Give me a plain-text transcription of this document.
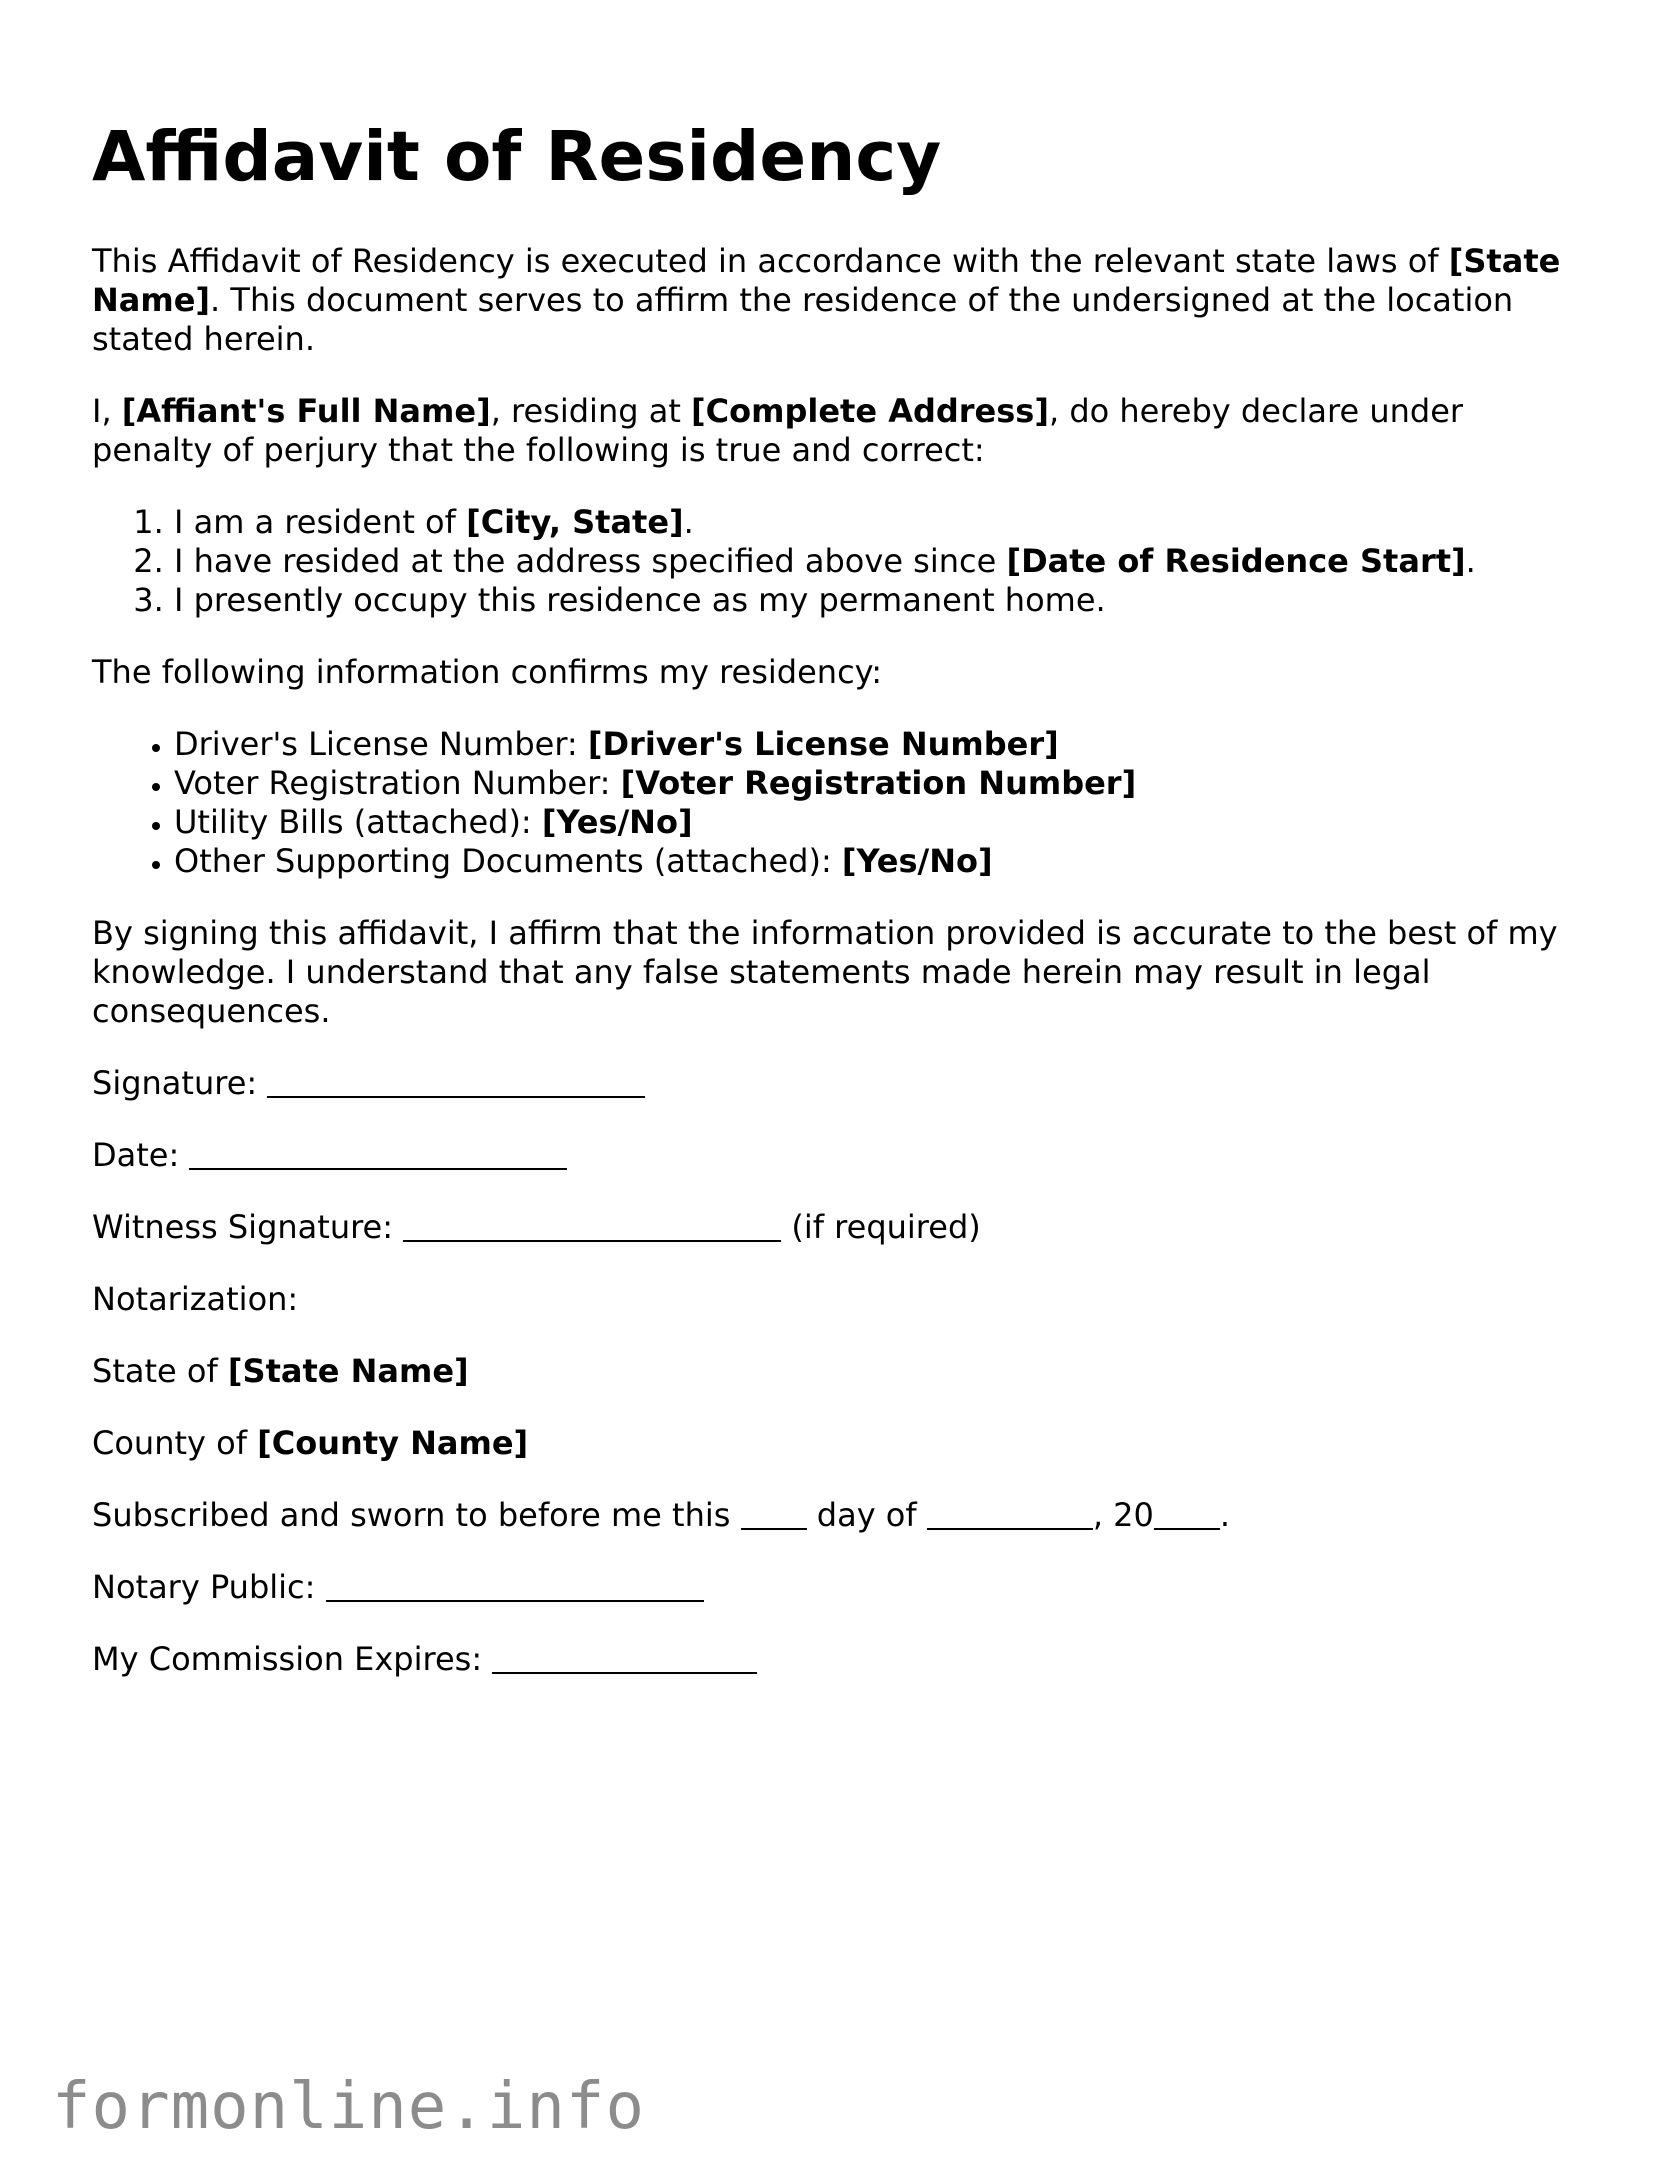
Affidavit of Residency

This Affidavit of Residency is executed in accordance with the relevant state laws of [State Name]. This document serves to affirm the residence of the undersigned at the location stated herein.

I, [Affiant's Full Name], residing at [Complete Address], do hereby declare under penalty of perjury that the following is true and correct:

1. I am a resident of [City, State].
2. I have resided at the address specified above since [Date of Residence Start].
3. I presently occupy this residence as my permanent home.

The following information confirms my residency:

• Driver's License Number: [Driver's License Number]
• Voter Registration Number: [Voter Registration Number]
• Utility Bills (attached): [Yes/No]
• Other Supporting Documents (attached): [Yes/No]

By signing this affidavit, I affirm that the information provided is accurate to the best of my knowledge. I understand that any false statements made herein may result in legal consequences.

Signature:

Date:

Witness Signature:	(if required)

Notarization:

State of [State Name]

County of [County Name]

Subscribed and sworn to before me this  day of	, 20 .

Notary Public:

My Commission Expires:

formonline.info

- _What is expected_: Output the material word for word, omitting its pictures.

- _Completed task_:
Give me a plain-text transcription of this document.
Affidavit of Residency

This Affidavit of Residency is executed in accordance with the relevant state laws of [State Name]. This document serves to affirm the residence of the undersigned at the location stated herein.

I, [Affiant's Full Name], residing at [Complete Address], do hereby declare under penalty of perjury that the following is true and correct:

1. I am a resident of [City, State].
2. I have resided at the address specified above since [Date of Residence Start].
3. I presently occupy this residence as my permanent home.

The following information confirms my residency:

• Driver's License Number: [Driver's License Number]
• Voter Registration Number: [Voter Registration Number]
• Utility Bills (attached): [Yes/No]
• Other Supporting Documents (attached): [Yes/No]

By signing this affidavit, I affirm that the information provided is accurate to the best of my knowledge. I understand that any false statements made herein may result in legal consequences.

Signature:

Date:

Witness Signature:	(if required)

Notarization:

State of [State Name]

County of [County Name]

Subscribed and sworn to before me this  day of	, 20 .

Notary Public:

My Commission Expires:

formonline.info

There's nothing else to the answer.